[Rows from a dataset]
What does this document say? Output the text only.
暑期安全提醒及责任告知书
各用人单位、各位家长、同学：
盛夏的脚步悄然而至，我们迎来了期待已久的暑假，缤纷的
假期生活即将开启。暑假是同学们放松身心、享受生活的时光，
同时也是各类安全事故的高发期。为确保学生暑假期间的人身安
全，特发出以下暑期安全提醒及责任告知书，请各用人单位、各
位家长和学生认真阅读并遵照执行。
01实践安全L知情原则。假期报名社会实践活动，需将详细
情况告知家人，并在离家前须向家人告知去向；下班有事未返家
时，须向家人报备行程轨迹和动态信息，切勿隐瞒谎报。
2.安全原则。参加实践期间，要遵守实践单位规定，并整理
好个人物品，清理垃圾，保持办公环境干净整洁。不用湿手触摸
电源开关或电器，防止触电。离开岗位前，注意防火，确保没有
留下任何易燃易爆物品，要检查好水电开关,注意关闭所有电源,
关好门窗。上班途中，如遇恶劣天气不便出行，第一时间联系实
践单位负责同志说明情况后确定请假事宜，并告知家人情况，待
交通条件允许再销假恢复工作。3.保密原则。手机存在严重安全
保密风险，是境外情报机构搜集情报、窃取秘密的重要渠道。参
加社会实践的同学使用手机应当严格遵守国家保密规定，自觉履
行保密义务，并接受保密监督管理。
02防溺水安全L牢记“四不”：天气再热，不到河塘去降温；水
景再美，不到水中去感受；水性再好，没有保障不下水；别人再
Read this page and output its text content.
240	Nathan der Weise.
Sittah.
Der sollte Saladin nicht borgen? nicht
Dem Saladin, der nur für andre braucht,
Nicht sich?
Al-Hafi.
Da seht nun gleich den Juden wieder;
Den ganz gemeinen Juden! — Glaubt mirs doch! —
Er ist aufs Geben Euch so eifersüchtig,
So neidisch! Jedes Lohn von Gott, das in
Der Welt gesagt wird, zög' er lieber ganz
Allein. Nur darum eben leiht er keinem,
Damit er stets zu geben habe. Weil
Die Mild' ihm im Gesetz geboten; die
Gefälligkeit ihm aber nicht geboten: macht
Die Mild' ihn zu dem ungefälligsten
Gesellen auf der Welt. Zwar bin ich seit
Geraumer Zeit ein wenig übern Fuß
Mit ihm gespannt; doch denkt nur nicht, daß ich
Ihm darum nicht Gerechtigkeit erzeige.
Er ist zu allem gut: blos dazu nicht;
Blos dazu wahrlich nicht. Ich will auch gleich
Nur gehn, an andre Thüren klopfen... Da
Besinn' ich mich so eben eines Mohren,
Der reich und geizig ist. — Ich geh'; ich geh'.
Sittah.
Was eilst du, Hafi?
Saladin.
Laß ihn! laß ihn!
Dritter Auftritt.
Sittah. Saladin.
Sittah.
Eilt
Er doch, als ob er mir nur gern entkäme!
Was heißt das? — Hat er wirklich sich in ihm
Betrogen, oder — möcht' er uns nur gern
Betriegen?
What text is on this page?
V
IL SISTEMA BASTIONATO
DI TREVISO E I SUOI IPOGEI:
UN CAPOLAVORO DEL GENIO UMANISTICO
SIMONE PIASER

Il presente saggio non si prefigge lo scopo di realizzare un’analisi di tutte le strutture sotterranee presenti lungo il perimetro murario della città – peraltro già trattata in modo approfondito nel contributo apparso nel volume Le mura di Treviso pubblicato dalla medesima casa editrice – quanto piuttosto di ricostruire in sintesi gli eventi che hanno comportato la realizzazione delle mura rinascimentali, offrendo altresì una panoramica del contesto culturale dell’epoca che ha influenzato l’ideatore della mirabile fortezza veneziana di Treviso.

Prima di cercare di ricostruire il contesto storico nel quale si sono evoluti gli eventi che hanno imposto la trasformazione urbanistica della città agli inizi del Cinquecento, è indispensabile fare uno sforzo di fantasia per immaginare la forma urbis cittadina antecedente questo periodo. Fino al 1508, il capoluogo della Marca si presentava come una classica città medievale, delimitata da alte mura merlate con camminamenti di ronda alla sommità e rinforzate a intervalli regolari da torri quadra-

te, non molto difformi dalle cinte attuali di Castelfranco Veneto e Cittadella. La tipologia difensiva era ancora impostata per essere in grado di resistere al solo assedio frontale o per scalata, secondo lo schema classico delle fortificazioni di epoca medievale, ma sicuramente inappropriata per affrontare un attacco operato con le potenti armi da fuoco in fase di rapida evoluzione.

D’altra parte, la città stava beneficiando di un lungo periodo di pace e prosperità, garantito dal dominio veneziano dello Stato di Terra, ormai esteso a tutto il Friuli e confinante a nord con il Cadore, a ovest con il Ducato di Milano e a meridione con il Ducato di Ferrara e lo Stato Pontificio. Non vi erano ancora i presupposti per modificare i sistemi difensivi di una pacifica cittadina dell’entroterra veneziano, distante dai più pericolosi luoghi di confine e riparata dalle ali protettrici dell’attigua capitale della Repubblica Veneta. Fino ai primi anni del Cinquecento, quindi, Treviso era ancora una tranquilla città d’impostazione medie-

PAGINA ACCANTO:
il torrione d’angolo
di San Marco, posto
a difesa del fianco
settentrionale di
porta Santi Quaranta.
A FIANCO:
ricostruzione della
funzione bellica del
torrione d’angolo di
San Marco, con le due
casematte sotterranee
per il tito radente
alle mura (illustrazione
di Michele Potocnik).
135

■ **Task description**:
From the listing above, extract every line exactly as it stands.

■ **Problem solution**:
What does this document say? Output the text only.
暑期安全提醒及责任告知书
各用人单位、各位家长、同学：
盛夏的脚步悄然而至，我们迎来了期待已久的暑假，缤纷的
假期生活即将开启。暑假是同学们放松身心、享受生活的时光，
同时也是各类安全事故的高发期。为确保学生暑假期间的人身安
全，特发出以下暑期安全提醒及责任告知书，请各用人单位、各
位家长和学生认真阅读并遵照执行。
01实践安全L知情原则。假期报名社会实践活动，需将详细
情况告知家人，并在离家前须向家人告知去向；下班有事未返家
时，须向家人报备行程轨迹和动态信息，切勿隐瞒谎报。
2.安全原则。参加实践期间，要遵守实践单位规定，并整理
好个人物品，清理垃圾，保持办公环境干净整洁。不用湿手触摸
电源开关或电器，防止触电。离开岗位前，注意防火，确保没有
留下任何易燃易爆物品，要检查好水电开关,注意关闭所有电源,
关好门窗。上班途中，如遇恶劣天气不便出行，第一时间联系实
践单位负责同志说明情况后确定请假事宜，并告知家人情况，待
交通条件允许再销假恢复工作。3.保密原则。手机存在严重安全
保密风险，是境外情报机构搜集情报、窃取秘密的重要渠道。参
加社会实践的同学使用手机应当严格遵守国家保密规定，自觉履
行保密义务，并接受保密监督管理。
02防溺水安全L牢记“四不”：天气再热，不到河塘去降温；水
景再美，不到水中去感受；水性再好，没有保障不下水；别人再
Read this page and output its text content.
240	Nathan der Weise.
Sittah.
Der sollte Saladin nicht borgen? nicht
Dem Saladin, der nur für andre braucht,
Nicht sich?
Al-Hafi.
Da seht nun gleich den Juden wieder;
Den ganz gemeinen Juden! — Glaubt mirs doch! —
Er ist aufs Geben Euch so eifersüchtig,
So neidisch! Jedes Lohn von Gott, das in
Der Welt gesagt wird, zög' er lieber ganz
Allein. Nur darum eben leiht er keinem,
Damit er stets zu geben habe. Weil
Die Mild' ihm im Gesetz geboten; die
Gefälligkeit ihm aber nicht geboten: macht
Die Mild' ihn zu dem ungefälligsten
Gesellen auf der Welt. Zwar bin ich seit
Geraumer Zeit ein wenig übern Fuß
Mit ihm gespannt; doch denkt nur nicht, daß ich
Ihm darum nicht Gerechtigkeit erzeige.
Er ist zu allem gut: blos dazu nicht;
Blos dazu wahrlich nicht. Ich will auch gleich
Nur gehn, an andre Thüren klopfen... Da
Besinn' ich mich so eben eines Mohren,
Der reich und geizig ist. — Ich geh'; ich geh'.
Sittah.
Was eilst du, Hafi?
Saladin.
Laß ihn! laß ihn!
Dritter Auftritt.
Sittah. Saladin.
Sittah.
Eilt
Er doch, als ob er mir nur gern entkäme!
Was heißt das? — Hat er wirklich sich in ihm
Betrogen, oder — möcht' er uns nur gern
Betriegen?
What text is on this page?
V
IL SISTEMA BASTIONATO
DI TREVISO E I SUOI IPOGEI:
UN CAPOLAVORO DEL GENIO UMANISTICO
SIMONE PIASER

Il presente saggio non si prefigge lo scopo di realizzare un’analisi di tutte le strutture sotterranee presenti lungo il perimetro murario della città – peraltro già trattata in modo approfondito nel contributo apparso nel volume Le mura di Treviso pubblicato dalla medesima casa editrice – quanto piuttosto di ricostruire in sintesi gli eventi che hanno comportato la realizzazione delle mura rinascimentali, offrendo altresì una panoramica del contesto culturale dell’epoca che ha influenzato l’ideatore della mirabile fortezza veneziana di Treviso.

Prima di cercare di ricostruire il contesto storico nel quale si sono evoluti gli eventi che hanno imposto la trasformazione urbanistica della città agli inizi del Cinquecento, è indispensabile fare uno sforzo di fantasia per immaginare la forma urbis cittadina antecedente questo periodo. Fino al 1508, il capoluogo della Marca si presentava come una classica città medievale, delimitata da alte mura merlate con camminamenti di ronda alla sommità e rinforzate a intervalli regolari da torri quadra-

te, non molto difformi dalle cinte attuali di Castelfranco Veneto e Cittadella. La tipologia difensiva era ancora impostata per essere in grado di resistere al solo assedio frontale o per scalata, secondo lo schema classico delle fortificazioni di epoca medievale, ma sicuramente inappropriata per affrontare un attacco operato con le potenti armi da fuoco in fase di rapida evoluzione.

D’altra parte, la città stava beneficiando di un lungo periodo di pace e prosperità, garantito dal dominio veneziano dello Stato di Terra, ormai esteso a tutto il Friuli e confinante a nord con il Cadore, a ovest con il Ducato di Milano e a meridione con il Ducato di Ferrara e lo Stato Pontificio. Non vi erano ancora i presupposti per modificare i sistemi difensivi di una pacifica cittadina dell’entroterra veneziano, distante dai più pericolosi luoghi di confine e riparata dalle ali protettrici dell’attigua capitale della Repubblica Veneta. Fino ai primi anni del Cinquecento, quindi, Treviso era ancora una tranquilla città d’impostazione medie-

PAGINA ACCANTO:
il torrione d’angolo
di San Marco, posto
a difesa del fianco
settentrionale di
porta Santi Quaranta.
A FIANCO:
ricostruzione della
funzione bellica del
torrione d’angolo di
San Marco, con le due
casematte sotterranee
per il tito radente
alle mura (illustrazione
di Michele Potocnik).
135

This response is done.